| Task goal |
Track down every line below that holds "screenshot" and copy it.

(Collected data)

________________

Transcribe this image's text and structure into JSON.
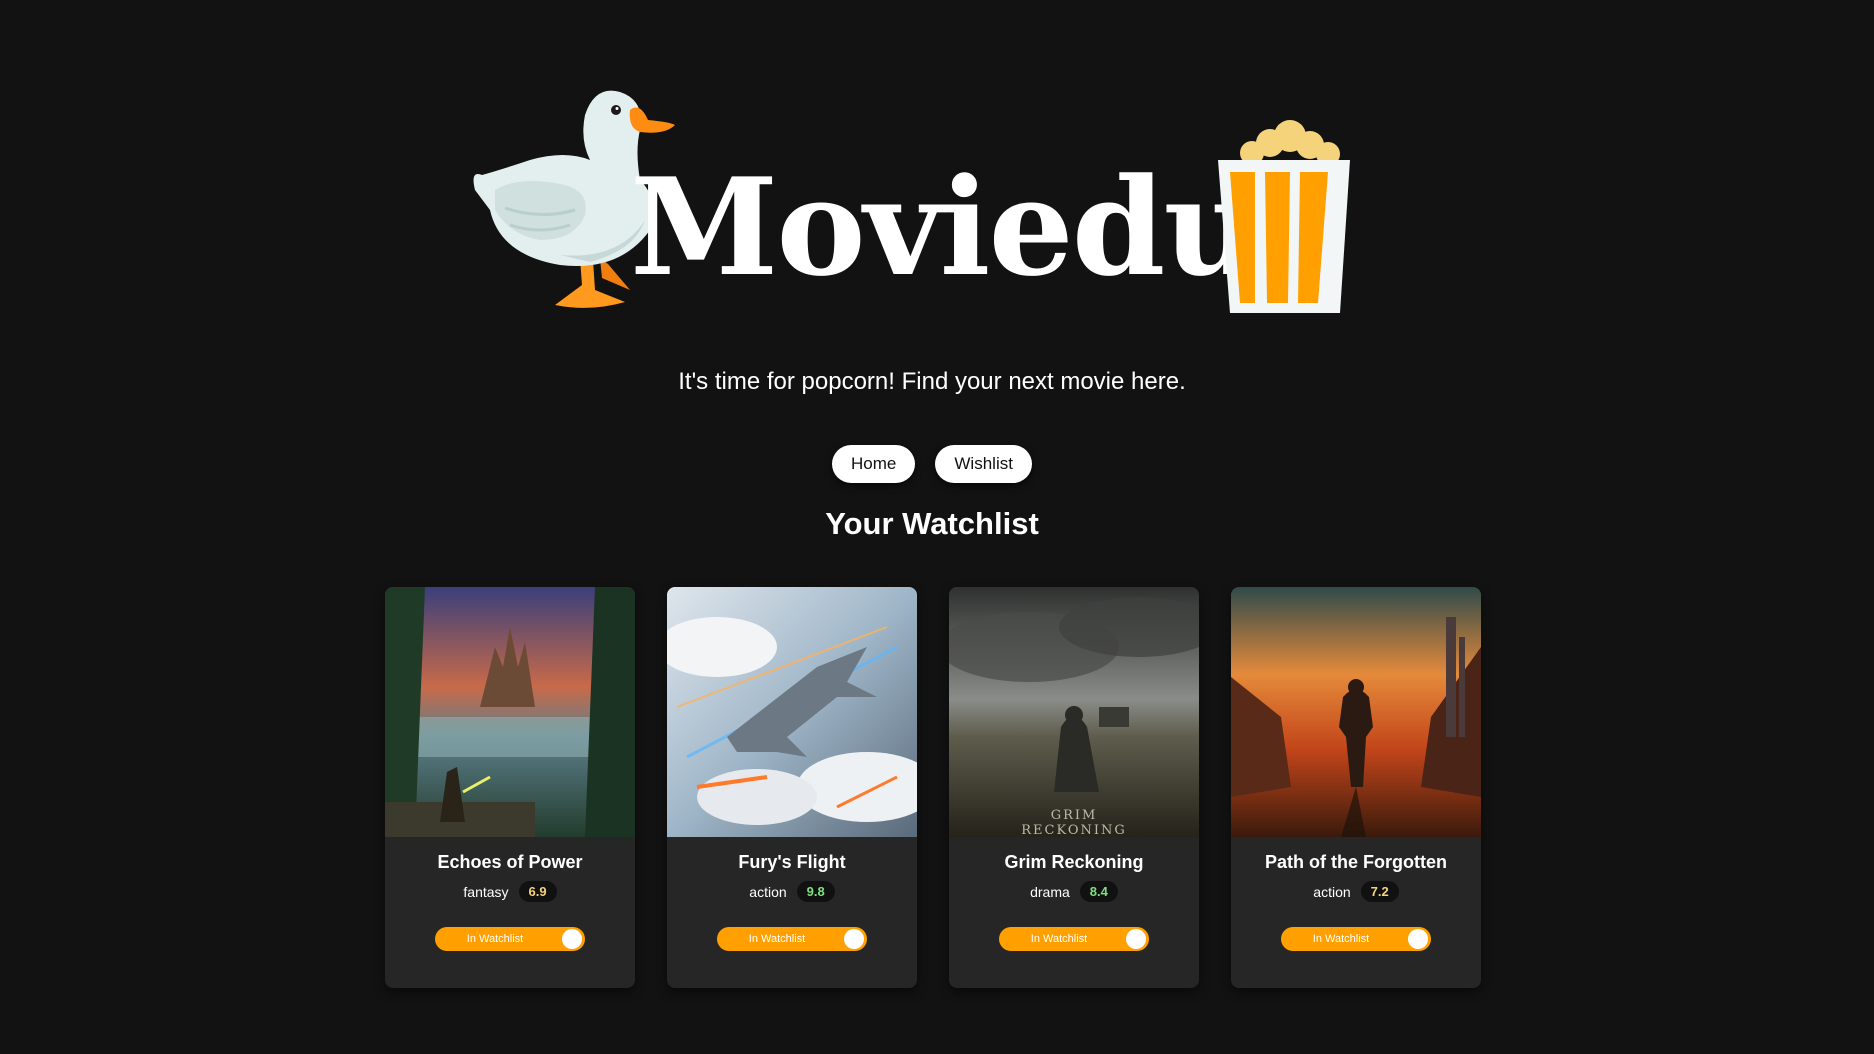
{
  "app": {
    "name": "Moviedux",
    "tagline": "It's time for popcorn! Find your next movie here."
  },
  "nav": {
    "home_label": "Home",
    "wishlist_label": "Wishlist"
  },
  "section": {
    "title": "Your Watchlist"
  },
  "movies": [
    {
      "title": "Echoes of Power",
      "genre": "fantasy",
      "rating": "6.9",
      "rating_color": "#f5d37a",
      "toggle_label": "In Watchlist"
    },
    {
      "title": "Fury's Flight",
      "genre": "action",
      "rating": "9.8",
      "rating_color": "#7fe07f",
      "toggle_label": "In Watchlist"
    },
    {
      "title": "Grim Reckoning",
      "genre": "drama",
      "rating": "8.4",
      "rating_color": "#7fe07f",
      "toggle_label": "In Watchlist"
    },
    {
      "title": "Path of the Forgotten",
      "genre": "action",
      "rating": "7.2",
      "rating_color": "#f5d37a",
      "toggle_label": "In Watchlist"
    }
  ],
  "poster_texts": {
    "grim_reckoning": [
      "GRIM",
      "RECKONING"
    ]
  },
  "colors": {
    "background": "#121212",
    "card": "#262626",
    "accent": "#ffa000"
  }
}
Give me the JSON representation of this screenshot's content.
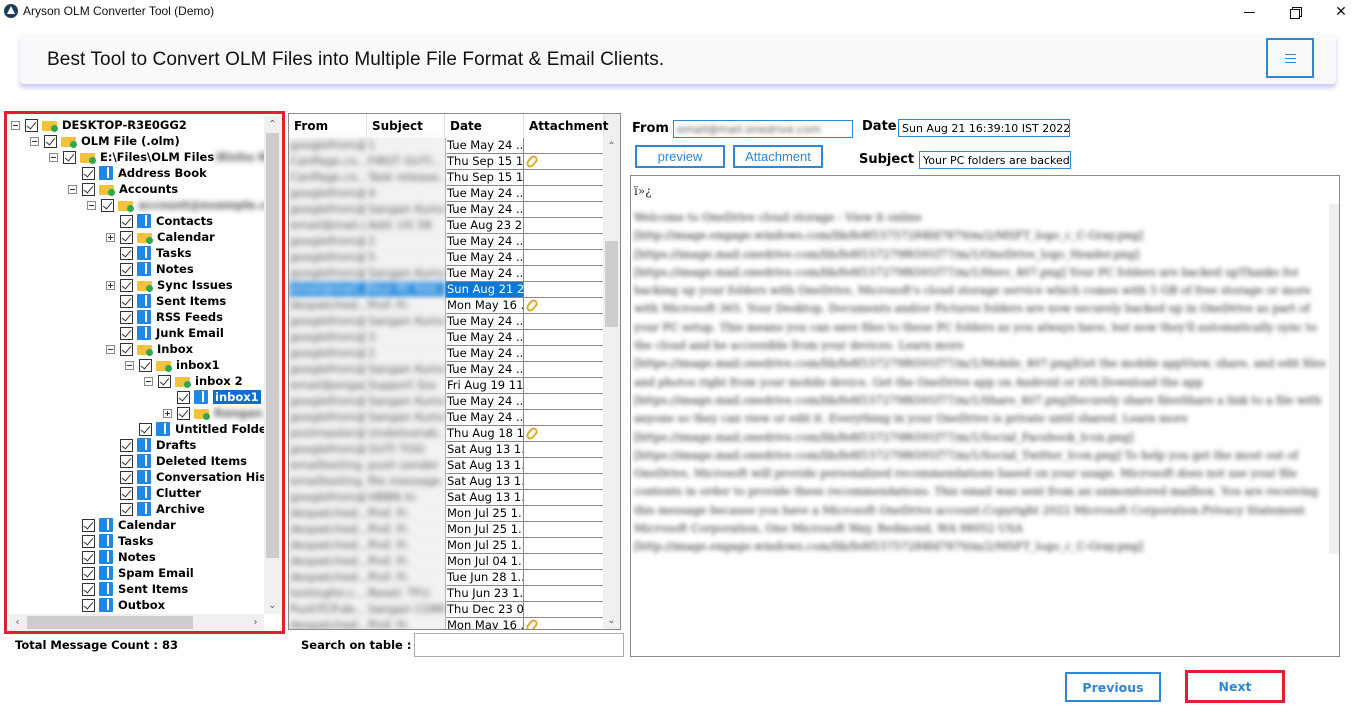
{
  "window": {
    "title": "Aryson OLM Converter Tool (Demo)",
    "controls": [
      "minimize",
      "restore",
      "close"
    ]
  },
  "banner": {
    "text": "Best Tool to Convert OLM Files into Multiple File Format & Email Clients.",
    "menu_icon": "hamburger-icon"
  },
  "colors": {
    "accent": "#2e86d6",
    "highlight_border": "#e02030",
    "selection": "#0a78d7",
    "folder": "#f2c23c",
    "book": "#1e88e5"
  },
  "tree": {
    "items": [
      {
        "label": "DESKTOP-R3E0GG2",
        "icon": "folder-icon",
        "expander": "minus",
        "level": 0
      },
      {
        "label": "OLM File (.olm)",
        "icon": "folder-icon",
        "expander": "minus",
        "level": 1
      },
      {
        "label": "E:\\Files\\OLM Files",
        "blurred_suffix": "\\Rishu Kum",
        "icon": "folder-icon",
        "expander": "minus",
        "level": 2
      },
      {
        "label": "Address Book",
        "icon": "book-icon",
        "level": 3
      },
      {
        "label": "Accounts",
        "icon": "folder-icon",
        "expander": "minus",
        "level": 3
      },
      {
        "label": "account@example.com",
        "blurred": true,
        "icon": "folder-icon",
        "expander": "minus",
        "level": 4
      },
      {
        "label": "Contacts",
        "icon": "book-icon",
        "level": 5
      },
      {
        "label": "Calendar",
        "icon": "folder-icon",
        "expander": "plus",
        "level": 5
      },
      {
        "label": "Tasks",
        "icon": "book-icon",
        "level": 5
      },
      {
        "label": "Notes",
        "icon": "book-icon",
        "level": 5
      },
      {
        "label": "Sync Issues",
        "icon": "folder-icon",
        "expander": "plus",
        "level": 5
      },
      {
        "label": "Sent Items",
        "icon": "book-icon",
        "level": 5
      },
      {
        "label": "RSS Feeds",
        "icon": "book-icon",
        "level": 5
      },
      {
        "label": "Junk Email",
        "icon": "book-icon",
        "level": 5
      },
      {
        "label": "Inbox",
        "icon": "folder-icon",
        "expander": "minus",
        "level": 5
      },
      {
        "label": "inbox1",
        "icon": "folder-icon",
        "expander": "minus",
        "level": 6
      },
      {
        "label": "inbox 2",
        "icon": "folder-icon",
        "expander": "minus",
        "level": 7
      },
      {
        "label": "inbox1",
        "icon": "book-icon",
        "level": 8,
        "selected": true
      },
      {
        "label": "Rangan",
        "blurred": true,
        "icon": "folder-icon",
        "expander": "plus",
        "level": 8
      },
      {
        "label": "Untitled Folder",
        "icon": "book-icon",
        "level": 6
      },
      {
        "label": "Drafts",
        "icon": "book-icon",
        "level": 5
      },
      {
        "label": "Deleted Items",
        "icon": "book-icon",
        "level": 5
      },
      {
        "label": "Conversation History",
        "icon": "book-icon",
        "level": 5
      },
      {
        "label": "Clutter",
        "icon": "book-icon",
        "level": 5
      },
      {
        "label": "Archive",
        "icon": "book-icon",
        "level": 5
      },
      {
        "label": "Calendar",
        "icon": "book-icon",
        "level": 3
      },
      {
        "label": "Tasks",
        "icon": "book-icon",
        "level": 3
      },
      {
        "label": "Notes",
        "icon": "book-icon",
        "level": 3
      },
      {
        "label": "Spam Email",
        "icon": "book-icon",
        "level": 3
      },
      {
        "label": "Sent Items",
        "icon": "book-icon",
        "level": 3
      },
      {
        "label": "Outbox",
        "icon": "book-icon",
        "level": 3
      }
    ],
    "total_message_count_label": "Total Message Count : 83"
  },
  "table": {
    "columns": [
      "From",
      "Subject",
      "Date",
      "Attachment"
    ],
    "rows": [
      {
        "from": "googlefrom@...",
        "subject": "1",
        "date": "Tue May 24 ...",
        "attachment": false
      },
      {
        "from": "CanPage.co...",
        "subject": "FIRST GUTI...",
        "date": "Thu Sep 15 1...",
        "attachment": true
      },
      {
        "from": "CanPage.co...",
        "subject": "Task release...",
        "date": "Thu Sep 15 1...",
        "attachment": false
      },
      {
        "from": "googlefrom@...",
        "subject": "4",
        "date": "Tue May 24 ...",
        "attachment": false
      },
      {
        "from": "googlefrom@...",
        "subject": "Sangan Kumar",
        "date": "Tue May 24 ...",
        "attachment": false
      },
      {
        "from": "email@mail.c...",
        "subject": "Add: US 58",
        "date": "Tue Aug 23 2...",
        "attachment": false
      },
      {
        "from": "googlefrom@...",
        "subject": "2",
        "date": "Tue May 24 ...",
        "attachment": false
      },
      {
        "from": "googlefrom@...",
        "subject": "5",
        "date": "Tue May 24 ...",
        "attachment": false
      },
      {
        "from": "googlefrom@...",
        "subject": "Sangan Kumar",
        "date": "Tue May 24 ...",
        "attachment": false
      },
      {
        "from": "email@mail...",
        "subject": "Your PC fold...",
        "date": "Sun Aug 21 2...",
        "attachment": false,
        "selected": true
      },
      {
        "from": "despatched...",
        "subject": "Prof. Fr.",
        "date": "Mon May 16 ...",
        "attachment": true
      },
      {
        "from": "googlefrom@...",
        "subject": "Sangan Kumar",
        "date": "Tue May 24 ...",
        "attachment": false
      },
      {
        "from": "googlefrom@...",
        "subject": "3",
        "date": "Tue May 24 ...",
        "attachment": false
      },
      {
        "from": "googlefrom@...",
        "subject": "2",
        "date": "Tue May 24 ...",
        "attachment": false
      },
      {
        "from": "googlefrom@...",
        "subject": "Sangan Kumar",
        "date": "Tue May 24 ...",
        "attachment": false
      },
      {
        "from": "email@engag...",
        "subject": "Support Soc",
        "date": "Fri Aug 19 11...",
        "attachment": false
      },
      {
        "from": "googlefrom@...",
        "subject": "Sangan Kumar",
        "date": "Tue May 24 ...",
        "attachment": false
      },
      {
        "from": "googlefrom@...",
        "subject": "Sangan Kumar",
        "date": "Tue May 24 ...",
        "attachment": false
      },
      {
        "from": "postmaster@...",
        "subject": "Undeliverab...",
        "date": "Thu Aug 18 1...",
        "attachment": true
      },
      {
        "from": "googlefrom@...",
        "subject": "GUTI TOO",
        "date": "Sat Aug 13 1...",
        "attachment": false
      },
      {
        "from": "emailtesting...",
        "subject": "push sender",
        "date": "Sat Aug 13 1...",
        "attachment": false
      },
      {
        "from": "emailtesting...",
        "subject": "file message",
        "date": "Sat Aug 13 1...",
        "attachment": false
      },
      {
        "from": "googlefrom@...",
        "subject": "HBBN In",
        "date": "Sat Aug 13 1...",
        "attachment": false
      },
      {
        "from": "despatched...",
        "subject": "Prof. Fr.",
        "date": "Mon Jul 25 1...",
        "attachment": false
      },
      {
        "from": "despatched...",
        "subject": "Prof. Fr.",
        "date": "Mon Jul 25 1...",
        "attachment": false
      },
      {
        "from": "despatched...",
        "subject": "Prof. Fr.",
        "date": "Mon Jul 25 1...",
        "attachment": false
      },
      {
        "from": "despatched...",
        "subject": "Prof. Fr.",
        "date": "Mon Jul 04 1...",
        "attachment": false
      },
      {
        "from": "despatched...",
        "subject": "Prof. Fr.",
        "date": "Tue Jun 28 1...",
        "attachment": false
      },
      {
        "from": "testingfor.c...",
        "subject": "Reset: TFU",
        "date": "Thu Jun 23 1...",
        "attachment": false
      },
      {
        "from": "PushTCP.de...",
        "subject": "Sangan COMI",
        "date": "Thu Dec 23 0...",
        "attachment": false
      },
      {
        "from": "despatched...",
        "subject": "Prof. Fr.",
        "date": "Mon May 16 ...",
        "attachment": true
      }
    ],
    "search_label": "Search on table :",
    "search_value": "",
    "search_placeholder": ""
  },
  "preview": {
    "from_label": "From",
    "from_value": "email@mail.onedrive.com",
    "date_label": "Date",
    "date_value": "Sun Aug 21 16:39:10 IST 2022",
    "subject_label": "Subject",
    "subject_value": "Your PC folders are backed ...",
    "preview_button": "preview",
    "attachment_button": "Attachment",
    "body_prefix": "ï»¿",
    "body_text": "Welcome to OneDrive cloud storage : View it online [http://image.engage.windows.com/lib/fe8f15757284fd7879/m/2/MSFT_logo_c_C-Gray.png] [https://image.mail.onedrive.com/lib/fe8f157279f6591f77/m/1/OneDrive_logo_Header.png] [https://image.mail.onedrive.com/lib/fe8f157279f6591f77/m/1/Hero_407.png] Your PC folders are backed upThanks for backing up your folders with OneDrive, Microsoft's cloud storage service which comes with 5 GB of free storage or more with Microsoft 365. Your Desktop, Documents and/or Pictures folders are now securely backed up in OneDrive as part of your PC setup. This means you can save files to these PC folders as you always have, but now they'll automatically sync to the cloud and be accessible from your devices. Learn more [https://image.mail.onedrive.com/lib/fe8f157279f6591f77/m/1/Mobile_407.png]Get the mobile appView, share, and edit files and photos right from your mobile device. Get the OneDrive app on Android or iOS.Download the app [https://image.mail.onedrive.com/lib/fe8f157279f6591f77/m/1/Share_407.png]Securely share filesShare a link to a file with anyone so they can view or edit it. Everything in your OneDrive is private until shared. Learn more [https://image.mail.onedrive.com/lib/fe8f157279f6591f77/m/1/Social_Facebook_Icon.png] [https://image.mail.onedrive.com/lib/fe8f157279f6591f77/m/1/Social_Twitter_Icon.png] To help you get the most out of OneDrive, Microsoft will provide personalized recommendations based on your usage. Microsoft does not use your file contents in order to provide these recommendations. This email was sent from an unmonitored mailbox. You are receiving this message because you have a Microsoft OneDrive account.Copyright 2022 Microsoft Corporation.Privacy Statement Microsoft Corporation, One Microsoft Way, Redmond, WA 98052 USA [http://image.engage.windows.com/lib/fe8f15757284fd7879/m/2/MSFT_logo_c_C-Gray.png]"
  },
  "nav": {
    "previous_label": "Previous",
    "next_label": "Next"
  }
}
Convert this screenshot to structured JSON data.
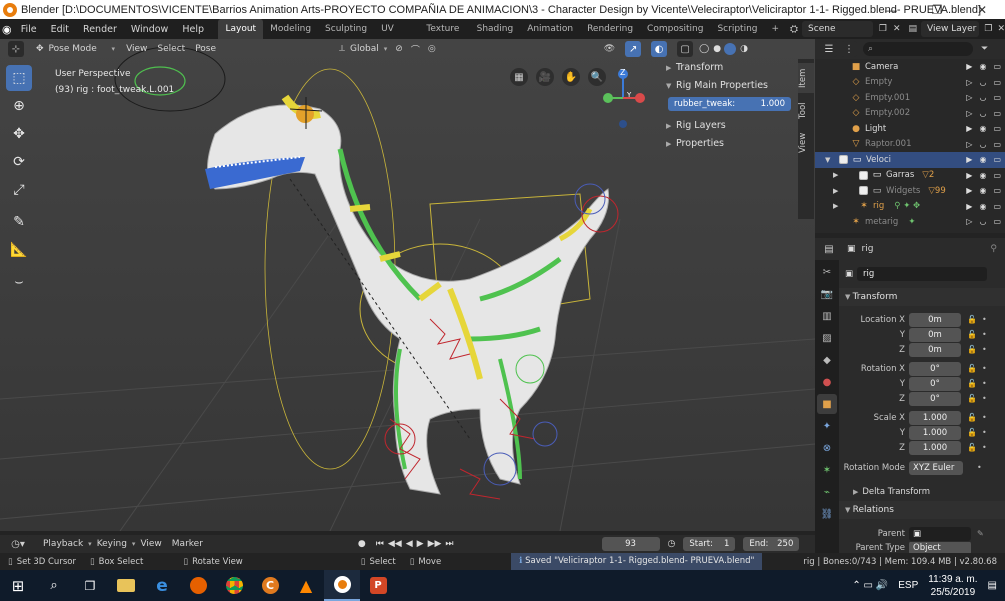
{
  "window": {
    "title": "Blender [D:\\DOCUMENTOS\\VICENTE\\Barrios Animation Arts-PROYECTO COMPAÑIA DE ANIMACION\\3 - Character Design by Vicente\\Veleciraptor\\Veliciraptor 1-1- Rigged.blend- PRUEVA.blend]",
    "minimize": "—",
    "maximize": "❐",
    "close": "✕"
  },
  "menu": [
    "File",
    "Edit",
    "Render",
    "Window",
    "Help"
  ],
  "workspaces": [
    "Layout",
    "Modeling",
    "Sculpting",
    "UV Editing",
    "Texture Paint",
    "Shading",
    "Animation",
    "Rendering",
    "Compositing",
    "Scripting"
  ],
  "workspace_add": "+",
  "scene": "Scene",
  "view_layer": "View Layer",
  "viewport_header": {
    "mode": "Pose Mode",
    "menus": [
      "View",
      "Select",
      "Pose"
    ],
    "orientation": "Global"
  },
  "viewport_info": {
    "line1": "User Perspective",
    "line2": "(93) rig : foot_tweak.L.001"
  },
  "gizmo": {
    "z": "Z",
    "y": "Y"
  },
  "npanel": {
    "sections": {
      "transform": "Transform",
      "rig_main": "Rig Main Properties",
      "rig_layers": "Rig Layers",
      "properties": "Properties"
    },
    "slider": {
      "label": "rubber_tweak:",
      "value": "1.000"
    },
    "tabs": [
      "Item",
      "Tool",
      "View"
    ]
  },
  "outliner": {
    "items": [
      {
        "name": "Camera",
        "icon": "camera-icon",
        "dim": false
      },
      {
        "name": "Empty",
        "icon": "empty-icon",
        "dim": true
      },
      {
        "name": "Empty.001",
        "icon": "empty-icon",
        "dim": true
      },
      {
        "name": "Empty.002",
        "icon": "empty-icon",
        "dim": true
      },
      {
        "name": "Light",
        "icon": "light-icon",
        "dim": false
      },
      {
        "name": "Raptor.001",
        "icon": "mesh-icon",
        "dim": true
      },
      {
        "name": "Veloci",
        "icon": "collection-icon",
        "dim": false
      },
      {
        "name": "Garras",
        "icon": "collection-icon",
        "dim": false
      },
      {
        "name": "Widgets",
        "icon": "collection-icon",
        "dim": true
      },
      {
        "name": "rig",
        "icon": "armature-icon",
        "dim": false
      },
      {
        "name": "metarig",
        "icon": "armature-icon",
        "dim": true
      }
    ],
    "badges": {
      "garras": "2",
      "widgets": "99"
    }
  },
  "properties": {
    "header_object": "rig",
    "object_name": "rig",
    "transform_title": "Transform",
    "location": {
      "label": "Location X",
      "x": "0m",
      "y": "0m",
      "z": "0m"
    },
    "rotation": {
      "label": "Rotation X",
      "x": "0°",
      "y": "0°",
      "z": "0°"
    },
    "scale": {
      "label": "Scale X",
      "x": "1.000",
      "y": "1.000",
      "z": "1.000"
    },
    "axis": {
      "y": "Y",
      "z": "Z"
    },
    "rotation_mode_label": "Rotation Mode",
    "rotation_mode": "XYZ Euler",
    "delta_transform": "Delta Transform",
    "relations": "Relations",
    "parent_label": "Parent",
    "parent_type_label": "Parent Type",
    "parent_type": "Object"
  },
  "timeline": {
    "menus": [
      "Playback",
      "Keying",
      "View",
      "Marker"
    ],
    "frame": "93",
    "start_label": "Start:",
    "start": "1",
    "end_label": "End:",
    "end": "250"
  },
  "statusbar": {
    "cursor": "Set 3D Cursor",
    "box_select": "Box Select",
    "rotate": "Rotate View",
    "select": "Select",
    "move": "Move",
    "saved": "Saved \"Veliciraptor 1-1- Rigged.blend- PRUEVA.blend\"",
    "stats": "rig | Bones:0/743 | Mem: 109.4 MB | v2.80.68"
  },
  "taskbar": {
    "lang": "ESP",
    "time": "11:39 a. m.",
    "date": "25/5/2019"
  }
}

________________

| Result below |
Give me the JSON representation of this screenshot's content.
Convert this screenshot to structured JSON data.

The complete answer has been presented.